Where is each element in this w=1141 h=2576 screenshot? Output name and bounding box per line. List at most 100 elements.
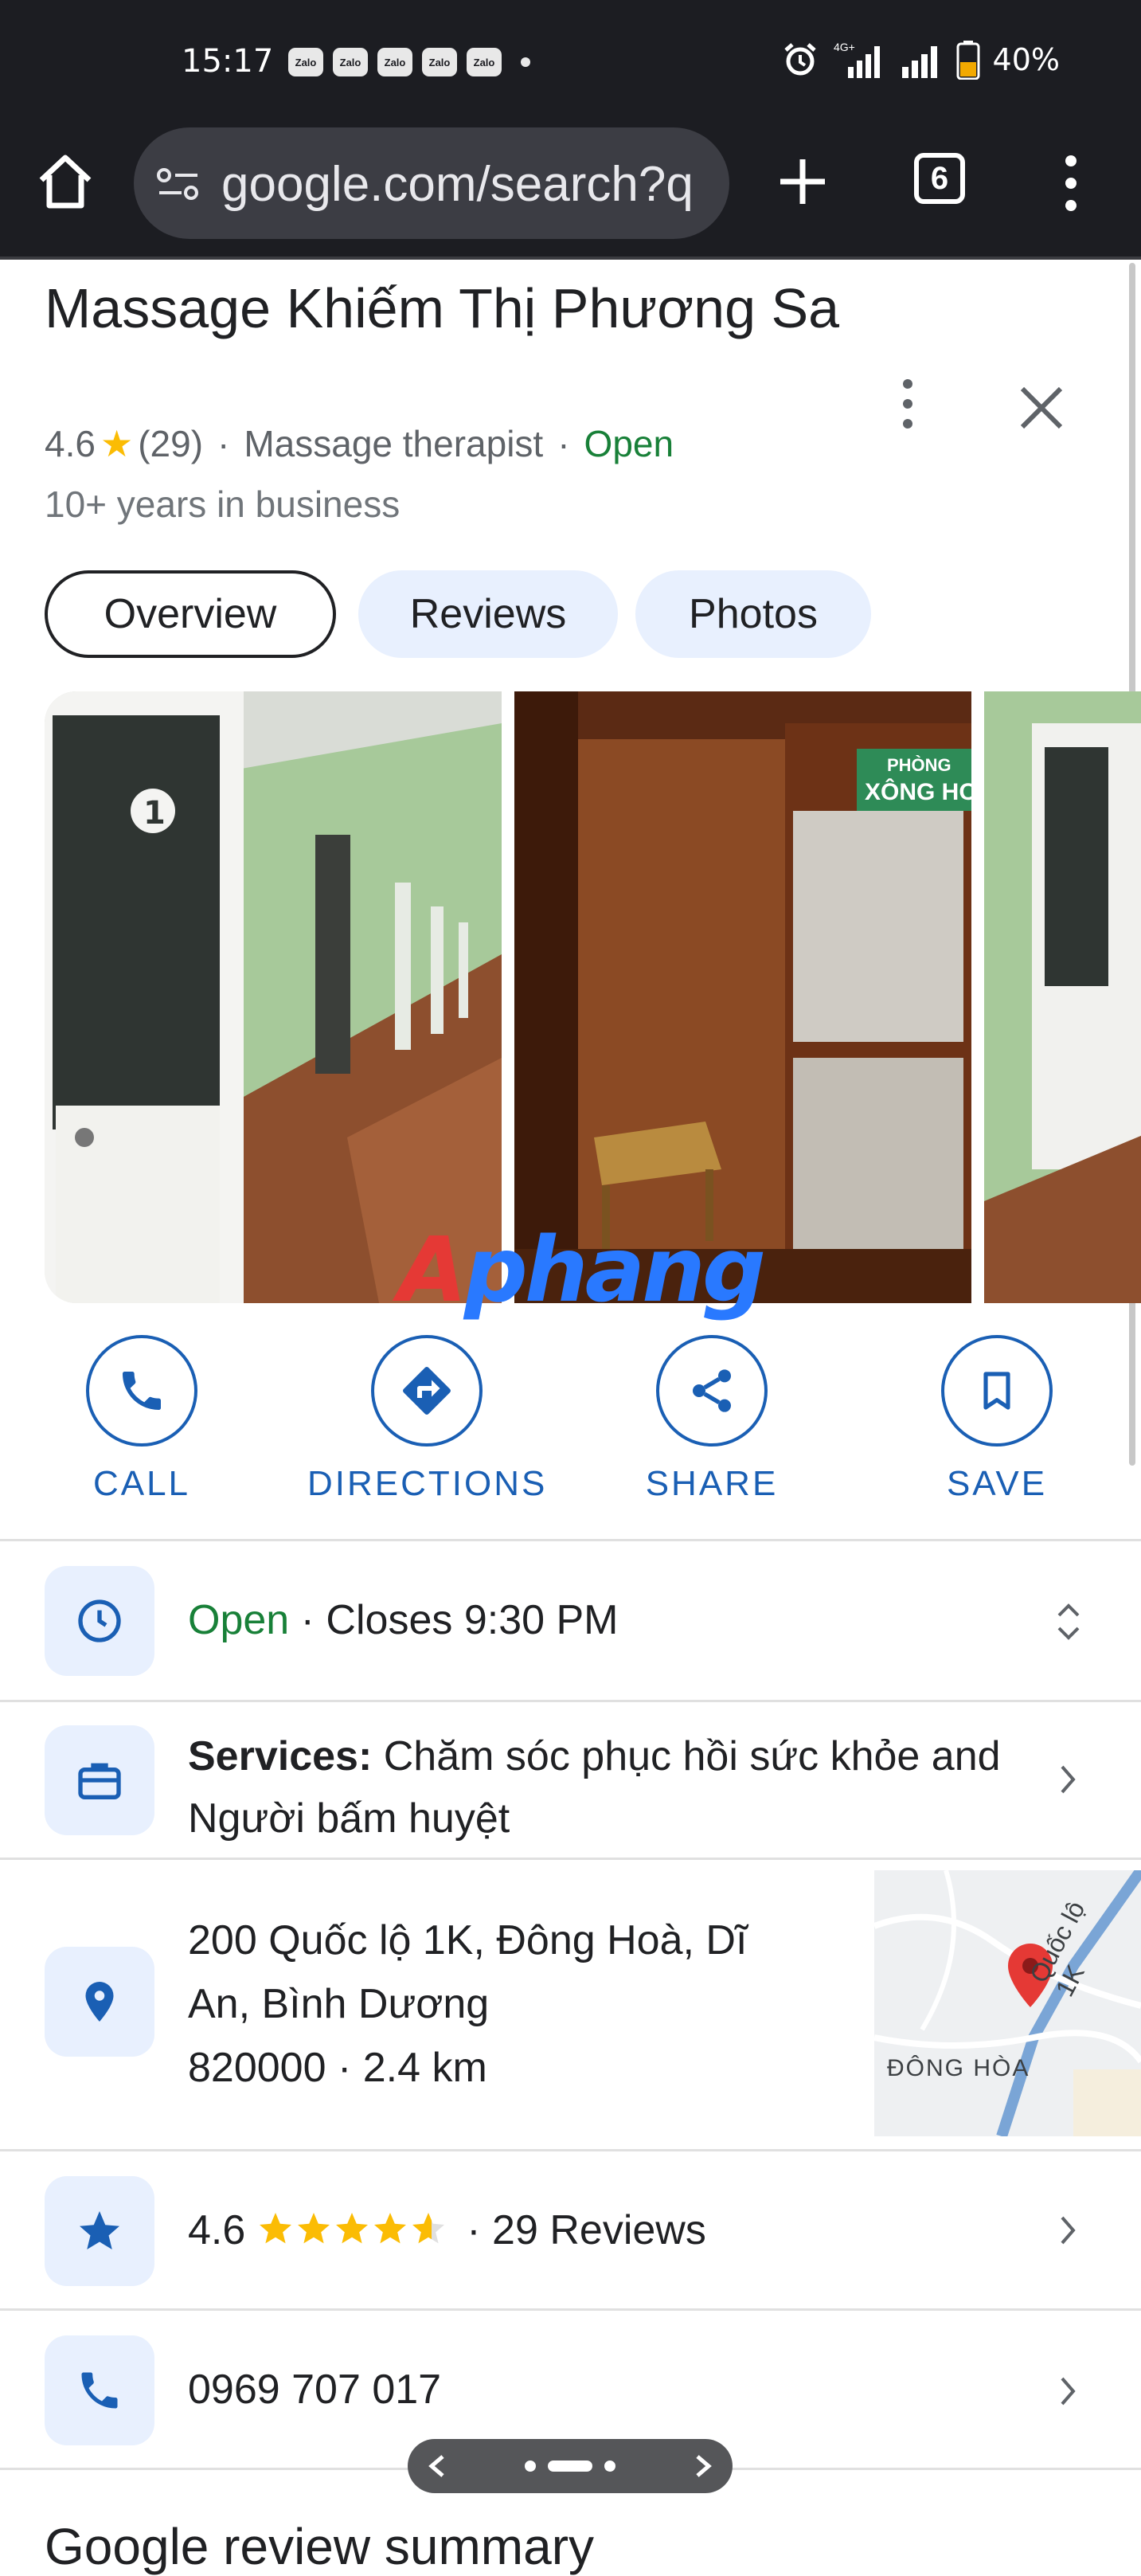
call-label: CALL: [92, 1464, 191, 1503]
tab-reviews[interactable]: Reviews: [358, 570, 618, 658]
phone-icon-box: [45, 2335, 154, 2445]
phone-number[interactable]: 0969 707 017: [188, 2366, 441, 2414]
call-action[interactable]: CALL: [22, 1335, 261, 1504]
directions-action[interactable]: DIRECTIONS: [307, 1335, 546, 1504]
address-icon-box: [45, 1947, 154, 2057]
hours-detail: · Closes 9:30 PM: [289, 1597, 619, 1643]
save-label: SAVE: [946, 1464, 1048, 1503]
expand-hours-icon[interactable]: [1053, 1598, 1084, 1646]
sign-text: XÔNG HƠI: [865, 778, 971, 805]
years-in-business: 10+ years in business: [45, 483, 401, 525]
notification-icons: Zalo Zalo Zalo Zalo Zalo: [288, 48, 530, 76]
location-pin-icon: [85, 1982, 114, 2022]
address-line3: 820000 · 2.4 km: [188, 2045, 487, 2091]
divider: [0, 1858, 1141, 1860]
new-tab-icon[interactable]: [771, 150, 834, 213]
sign-text: PHÒNG: [887, 755, 951, 775]
alarm-icon: [783, 43, 816, 76]
forward-chevron-icon: [696, 2455, 712, 2477]
home-icon[interactable]: [33, 150, 97, 213]
browser-toolbar: google.com/search?q 6: [0, 127, 1141, 260]
services-label: Services:: [188, 1733, 373, 1779]
zalo-notification-icon: Zalo: [288, 48, 323, 76]
chevron-right-icon[interactable]: [1053, 2367, 1084, 2415]
door-number: 1: [143, 795, 166, 832]
photo-door-2[interactable]: [984, 691, 1141, 1303]
hours-icon-box: [45, 1566, 154, 1676]
share-action[interactable]: SHARE: [592, 1335, 831, 1504]
phone-icon: [123, 1372, 161, 1410]
star-rating-icon: [260, 2213, 445, 2244]
share-label: SHARE: [645, 1464, 779, 1503]
phone-icon: [81, 2372, 118, 2409]
clock-icon: [78, 1599, 121, 1642]
tab-photos[interactable]: Photos: [635, 570, 871, 658]
directions-icon: [403, 1367, 451, 1415]
review-summary-heading: Google review summary: [45, 2518, 594, 2575]
divider: [0, 1539, 1141, 1541]
tab-switcher-button[interactable]: 6: [914, 153, 965, 204]
save-button[interactable]: [941, 1335, 1053, 1447]
chevron-right-icon[interactable]: [1053, 1756, 1084, 1803]
separator: ·: [557, 423, 570, 464]
place-title: Massage Khiếm Thị Phương Sa: [45, 277, 840, 339]
map-thumbnail[interactable]: Quốc lộ 1K ĐÔNG HÒA: [874, 1870, 1141, 2136]
watermark-logo: Aphang: [398, 1219, 766, 1322]
zalo-notification-icon: Zalo: [467, 48, 502, 76]
save-action[interactable]: SAVE: [877, 1335, 1116, 1504]
zalo-notification-icon: Zalo: [333, 48, 368, 76]
rating-icon-box: [45, 2176, 154, 2286]
signal-icon: [901, 46, 937, 78]
address-row[interactable]: 200 Quốc lộ 1K, Đông Hoà, Dĩ An, Bình Dư…: [188, 1909, 747, 2100]
battery-icon: [956, 41, 980, 80]
briefcase-icon: [78, 1763, 121, 1799]
divider: [0, 2149, 1141, 2151]
rating-value: 4.6: [188, 2207, 246, 2253]
zalo-notification-icon: Zalo: [377, 48, 412, 76]
services-icon-box: [45, 1725, 154, 1835]
status-time: 15:17: [182, 43, 274, 80]
tab-overview[interactable]: Overview: [45, 570, 336, 658]
directions-button[interactable]: [371, 1335, 483, 1447]
call-button[interactable]: [86, 1335, 197, 1447]
address-line1: 200 Quốc lộ 1K, Đông Hoà, Dĩ: [188, 1917, 748, 1963]
star-icon: ★: [100, 423, 134, 464]
services-row[interactable]: Services: Chăm sóc phục hồi sức khỏe and…: [188, 1725, 1016, 1842]
share-button[interactable]: [656, 1335, 768, 1447]
address-bar[interactable]: google.com/search?q: [134, 127, 729, 239]
hours-row[interactable]: Open · Closes 9:30 PM: [188, 1596, 618, 1644]
photo-hallway[interactable]: 1: [45, 691, 502, 1303]
url-text[interactable]: google.com/search?q: [221, 156, 715, 213]
rating-value: 4.6: [45, 423, 96, 464]
directions-label: DIRECTIONS: [307, 1464, 548, 1503]
photo-steam-room[interactable]: PHÒNG XÔNG HƠI: [514, 691, 971, 1303]
separator: ·: [217, 423, 230, 464]
more-notifications-dot: [521, 57, 530, 67]
battery-percent: 40%: [992, 42, 1060, 77]
reviews-row[interactable]: 4.6 · 29 Reviews: [188, 2206, 706, 2254]
gesture-nav-pill[interactable]: [408, 2439, 733, 2493]
place-meta: 4.6 ★ (29) · Massage therapist · Open: [45, 422, 674, 465]
status-bar: 15:17 Zalo Zalo Zalo Zalo Zalo 4G+ 40%: [0, 0, 1141, 127]
divider: [0, 2308, 1141, 2311]
network-type: 4G+: [834, 41, 855, 53]
browser-menu-icon[interactable]: [1059, 151, 1083, 215]
more-options-icon[interactable]: [892, 376, 924, 432]
site-settings-icon[interactable]: [156, 167, 201, 201]
share-icon: [693, 1369, 731, 1412]
bookmark-icon: [983, 1372, 1010, 1410]
close-icon[interactable]: [1010, 376, 1073, 440]
photo-carousel[interactable]: 1 PHÒNG XÔNG HƠI: [45, 691, 1141, 1303]
review-count[interactable]: (29): [138, 422, 203, 465]
status-indicators: 4G+ 40%: [781, 40, 1060, 80]
divider: [0, 1700, 1141, 1702]
star-icon: [80, 2211, 119, 2249]
chevron-right-icon[interactable]: [1053, 2206, 1084, 2254]
reviews-count-text: · 29 Reviews: [467, 2207, 706, 2253]
hours-status: Open: [188, 1597, 290, 1643]
zalo-notification-icon: Zalo: [422, 48, 457, 76]
signal-icon: 4G+: [834, 41, 880, 78]
address-line2: An, Bình Dương: [188, 1981, 490, 2027]
open-status: Open: [584, 423, 674, 464]
place-category: Massage therapist: [244, 423, 544, 464]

◇ ◇ ◇ ◇ ◇

## Aim of the task
From the rows above, collect every line that contains the string "value".

## Output for this task
rating-value: 4.6: [188, 2207, 246, 2253]
rating-value: 4.6: [45, 423, 96, 464]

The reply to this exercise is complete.